=== TEXT BLOCK ===
-- Opening Marker --

The 17th Attack Squadron is a squadron of the United States Air Force. It is assigned to the 432d Wing, and stationed at Creech Air Force Base in Indian Springs, Nevada. The 17th is equipped with the MQ-9 Reaper.

== Overview ==
The 17th conducts intelligence, surveillance, and reconnaissance operating the MQ-9 Reaper remotely piloted aircraft.

-- Closing Marker --

=== PROBLEM STATEMENT ===
Copy the passage on the 17th Attack Squadron from "The 17th Attack" up to and including "remotely piloted aircraft.". The records are drawn from a separate source.

(Dataset items)

-- Opening Marker --

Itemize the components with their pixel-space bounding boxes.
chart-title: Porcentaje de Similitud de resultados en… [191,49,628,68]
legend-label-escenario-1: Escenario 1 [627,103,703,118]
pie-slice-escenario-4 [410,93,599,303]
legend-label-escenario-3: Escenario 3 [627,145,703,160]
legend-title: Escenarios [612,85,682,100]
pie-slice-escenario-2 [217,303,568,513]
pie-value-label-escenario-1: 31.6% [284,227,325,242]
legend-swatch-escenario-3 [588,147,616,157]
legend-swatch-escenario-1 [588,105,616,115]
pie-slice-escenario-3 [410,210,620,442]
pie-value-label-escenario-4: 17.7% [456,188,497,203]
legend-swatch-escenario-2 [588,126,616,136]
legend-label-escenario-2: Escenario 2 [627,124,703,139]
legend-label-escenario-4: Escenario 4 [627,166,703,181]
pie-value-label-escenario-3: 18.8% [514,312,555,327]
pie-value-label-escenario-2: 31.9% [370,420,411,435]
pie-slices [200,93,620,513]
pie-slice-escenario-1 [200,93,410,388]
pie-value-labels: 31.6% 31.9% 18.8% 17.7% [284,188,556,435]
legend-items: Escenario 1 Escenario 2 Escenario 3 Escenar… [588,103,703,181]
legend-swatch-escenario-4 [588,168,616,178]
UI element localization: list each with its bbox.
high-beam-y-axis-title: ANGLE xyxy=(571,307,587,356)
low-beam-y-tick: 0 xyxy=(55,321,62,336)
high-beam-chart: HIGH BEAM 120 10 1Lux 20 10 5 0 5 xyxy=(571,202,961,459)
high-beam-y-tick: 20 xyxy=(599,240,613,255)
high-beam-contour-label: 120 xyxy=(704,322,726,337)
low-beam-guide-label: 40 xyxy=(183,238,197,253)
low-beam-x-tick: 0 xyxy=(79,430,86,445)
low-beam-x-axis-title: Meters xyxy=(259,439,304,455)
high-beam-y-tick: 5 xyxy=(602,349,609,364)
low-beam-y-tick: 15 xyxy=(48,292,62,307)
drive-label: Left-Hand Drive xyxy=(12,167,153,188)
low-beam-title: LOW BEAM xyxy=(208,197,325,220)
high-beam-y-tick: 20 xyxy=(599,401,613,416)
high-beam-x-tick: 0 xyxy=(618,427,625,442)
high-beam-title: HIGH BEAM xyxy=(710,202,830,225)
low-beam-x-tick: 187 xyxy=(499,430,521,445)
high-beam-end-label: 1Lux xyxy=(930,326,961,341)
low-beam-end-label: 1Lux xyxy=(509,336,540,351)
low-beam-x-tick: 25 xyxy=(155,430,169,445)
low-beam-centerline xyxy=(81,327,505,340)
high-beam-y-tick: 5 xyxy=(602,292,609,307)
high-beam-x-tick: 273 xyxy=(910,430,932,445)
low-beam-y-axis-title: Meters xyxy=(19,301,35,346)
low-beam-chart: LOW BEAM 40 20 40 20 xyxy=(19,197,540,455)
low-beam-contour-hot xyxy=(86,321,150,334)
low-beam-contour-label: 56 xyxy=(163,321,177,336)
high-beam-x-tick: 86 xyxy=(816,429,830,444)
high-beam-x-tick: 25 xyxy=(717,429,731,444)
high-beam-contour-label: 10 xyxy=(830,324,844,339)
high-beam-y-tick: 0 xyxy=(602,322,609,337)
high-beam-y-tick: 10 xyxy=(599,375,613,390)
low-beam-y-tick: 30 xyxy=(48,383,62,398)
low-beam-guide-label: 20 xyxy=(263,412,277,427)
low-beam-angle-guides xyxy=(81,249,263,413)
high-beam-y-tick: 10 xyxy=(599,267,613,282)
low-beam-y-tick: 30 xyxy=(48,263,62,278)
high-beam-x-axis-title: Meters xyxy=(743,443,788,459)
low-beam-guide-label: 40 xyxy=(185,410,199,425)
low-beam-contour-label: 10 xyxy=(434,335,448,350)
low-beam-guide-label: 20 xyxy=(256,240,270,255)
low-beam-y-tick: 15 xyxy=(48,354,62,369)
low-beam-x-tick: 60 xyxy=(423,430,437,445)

-- Closing Marker --

=== ANSWER AREA ===
The 17th Attack Squadron is a squadron of the United States Air Force. It is assigned to the 432d Wing, and stationed at Creech Air Force Base in Indian Springs, Nevada. The 17th is equipped with the MQ-9 Reaper.

== Overview ==
The 17th conducts intelligence, surveillance, and reconnaissance operating the MQ-9 Reaper remotely piloted aircraft.